** BEGIN **

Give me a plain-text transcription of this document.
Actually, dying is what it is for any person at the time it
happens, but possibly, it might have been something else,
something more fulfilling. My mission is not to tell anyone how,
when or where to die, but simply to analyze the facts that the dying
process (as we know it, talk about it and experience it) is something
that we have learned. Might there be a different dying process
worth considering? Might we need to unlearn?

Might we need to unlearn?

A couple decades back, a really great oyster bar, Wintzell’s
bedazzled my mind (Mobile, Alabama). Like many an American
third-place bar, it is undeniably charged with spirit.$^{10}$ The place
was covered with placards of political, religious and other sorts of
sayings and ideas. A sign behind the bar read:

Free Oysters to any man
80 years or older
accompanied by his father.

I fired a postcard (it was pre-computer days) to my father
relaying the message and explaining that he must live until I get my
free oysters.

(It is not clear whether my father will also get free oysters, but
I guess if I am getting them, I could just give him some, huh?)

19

** END **

__EXERCISE PROMPT__.
For each line of the entries that includes "need", show that line.

__PROBLEM SOLUTION__.
worth considering? Might we need to unlearn?
Might we need to unlearn?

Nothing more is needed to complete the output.